What is required: Your reply should be a single number: how many lines contain the string "scrittrice".
┄┄┄┄┄┄┄┄┄┄┄┄┄┄┄┄┄┄┄┄
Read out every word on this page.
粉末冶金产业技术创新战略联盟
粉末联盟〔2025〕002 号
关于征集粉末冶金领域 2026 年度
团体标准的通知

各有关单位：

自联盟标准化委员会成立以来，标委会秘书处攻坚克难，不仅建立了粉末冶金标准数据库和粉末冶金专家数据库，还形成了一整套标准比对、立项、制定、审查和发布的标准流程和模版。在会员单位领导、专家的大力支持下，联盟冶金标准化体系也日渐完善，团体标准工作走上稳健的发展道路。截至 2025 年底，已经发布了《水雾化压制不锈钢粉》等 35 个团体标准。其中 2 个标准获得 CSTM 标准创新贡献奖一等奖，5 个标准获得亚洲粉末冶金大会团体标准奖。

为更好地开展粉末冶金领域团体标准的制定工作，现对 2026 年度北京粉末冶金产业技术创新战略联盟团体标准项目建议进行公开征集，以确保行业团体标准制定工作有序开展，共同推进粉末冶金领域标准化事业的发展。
┄┄┄┄┄┄┄┄┄┄┄┄┄┄┄┄┄┄┄┄
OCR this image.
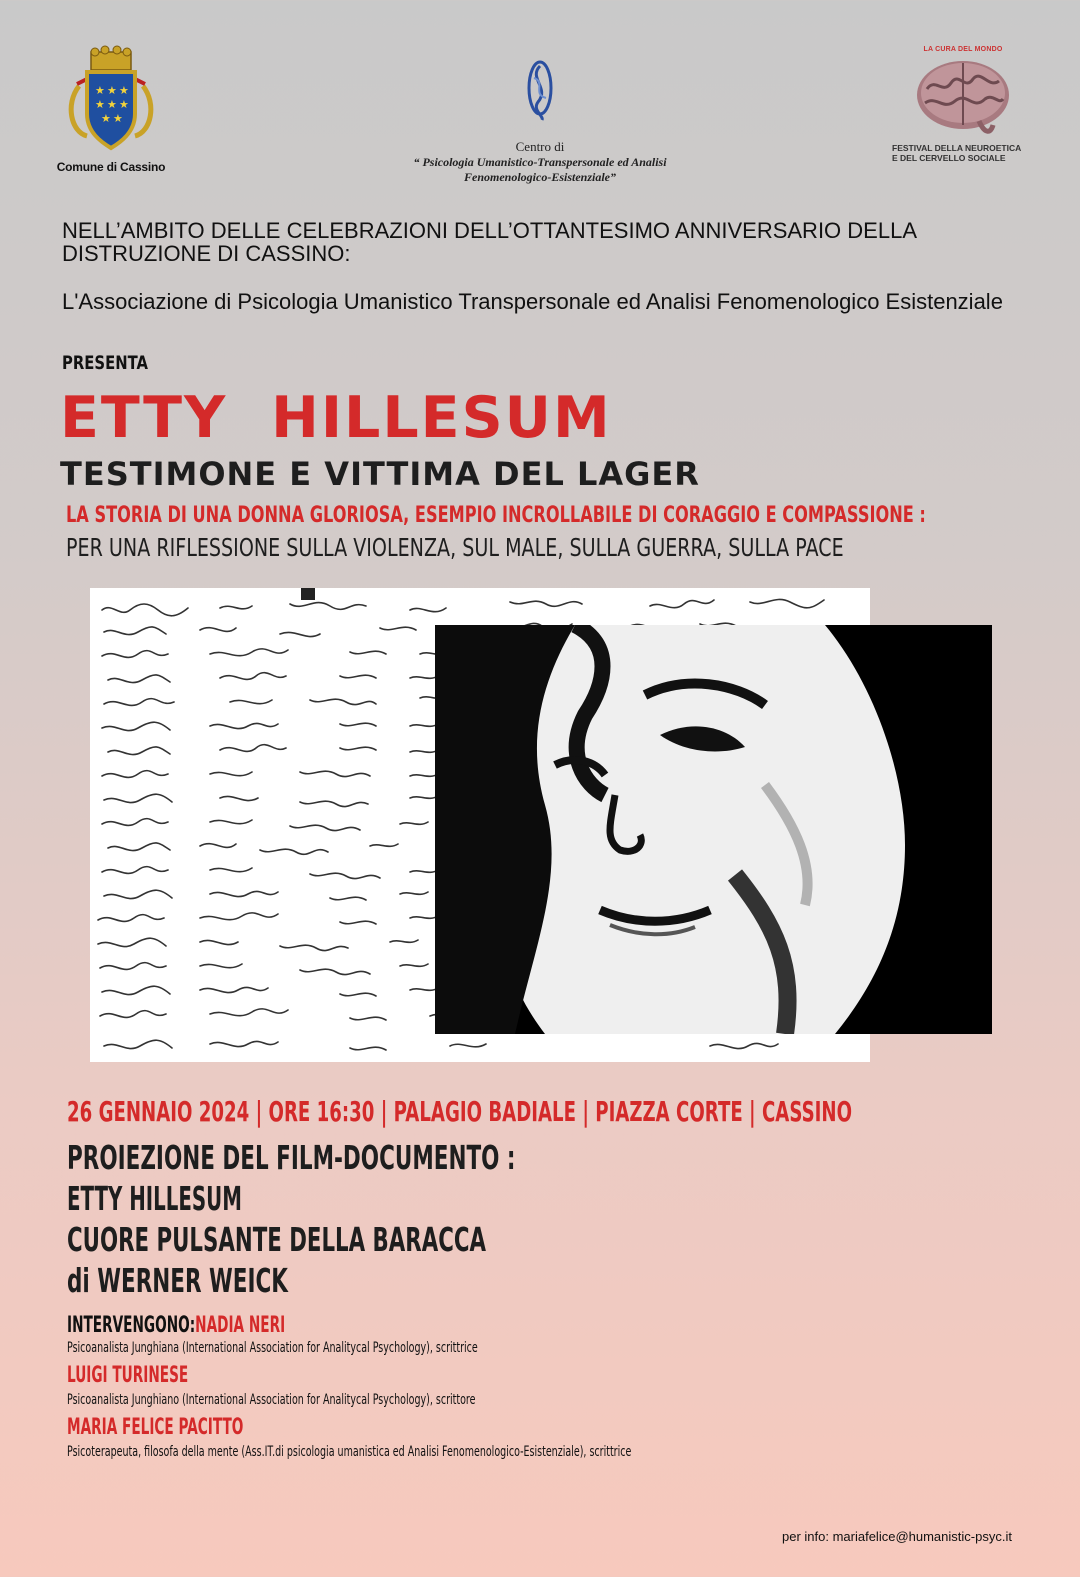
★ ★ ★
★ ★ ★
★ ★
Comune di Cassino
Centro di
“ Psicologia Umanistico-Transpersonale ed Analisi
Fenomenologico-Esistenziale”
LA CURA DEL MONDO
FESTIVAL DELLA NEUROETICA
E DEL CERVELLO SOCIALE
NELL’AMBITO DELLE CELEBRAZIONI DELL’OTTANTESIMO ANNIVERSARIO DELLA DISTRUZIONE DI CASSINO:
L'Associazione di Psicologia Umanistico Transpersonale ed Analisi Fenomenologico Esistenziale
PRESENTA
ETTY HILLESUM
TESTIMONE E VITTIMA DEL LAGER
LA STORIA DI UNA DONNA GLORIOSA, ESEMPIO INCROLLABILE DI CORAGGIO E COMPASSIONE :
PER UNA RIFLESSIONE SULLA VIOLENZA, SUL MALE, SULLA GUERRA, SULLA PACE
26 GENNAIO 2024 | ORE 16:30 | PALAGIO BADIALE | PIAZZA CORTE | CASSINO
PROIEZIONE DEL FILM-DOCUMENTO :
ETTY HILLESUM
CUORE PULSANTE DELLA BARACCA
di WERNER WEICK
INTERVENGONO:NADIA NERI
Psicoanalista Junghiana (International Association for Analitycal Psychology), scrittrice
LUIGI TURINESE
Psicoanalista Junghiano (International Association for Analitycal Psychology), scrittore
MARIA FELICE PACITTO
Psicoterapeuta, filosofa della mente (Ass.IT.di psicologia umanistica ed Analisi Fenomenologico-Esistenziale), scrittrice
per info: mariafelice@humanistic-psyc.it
┄┄┄┄┄┄┄┄┄┄┄┄┄┄┄┄┄┄┄┄
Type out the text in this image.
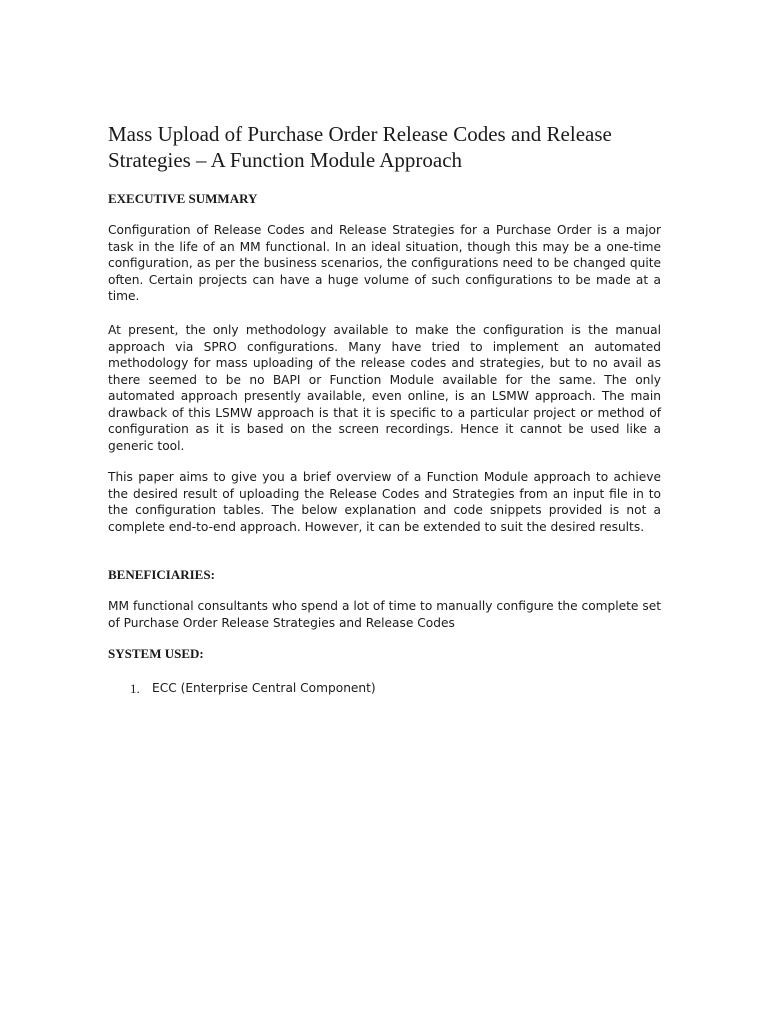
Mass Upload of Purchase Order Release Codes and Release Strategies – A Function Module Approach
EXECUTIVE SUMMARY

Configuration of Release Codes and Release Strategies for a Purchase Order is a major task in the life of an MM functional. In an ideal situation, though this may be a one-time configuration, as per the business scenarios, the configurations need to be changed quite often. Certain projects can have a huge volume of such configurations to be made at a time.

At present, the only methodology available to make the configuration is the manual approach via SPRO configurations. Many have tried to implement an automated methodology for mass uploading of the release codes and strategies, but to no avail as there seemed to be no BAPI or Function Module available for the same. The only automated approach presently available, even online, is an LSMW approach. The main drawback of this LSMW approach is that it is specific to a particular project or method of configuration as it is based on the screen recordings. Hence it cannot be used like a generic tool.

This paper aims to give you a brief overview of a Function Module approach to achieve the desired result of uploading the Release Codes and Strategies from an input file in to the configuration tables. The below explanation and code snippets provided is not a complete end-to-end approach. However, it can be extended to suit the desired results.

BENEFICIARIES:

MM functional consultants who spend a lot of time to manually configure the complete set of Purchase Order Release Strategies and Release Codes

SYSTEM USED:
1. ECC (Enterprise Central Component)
┄┄┄┄┄┄┄┄┄┄┄┄┄┄┄┄┄┄┄┄
Complete answer: 2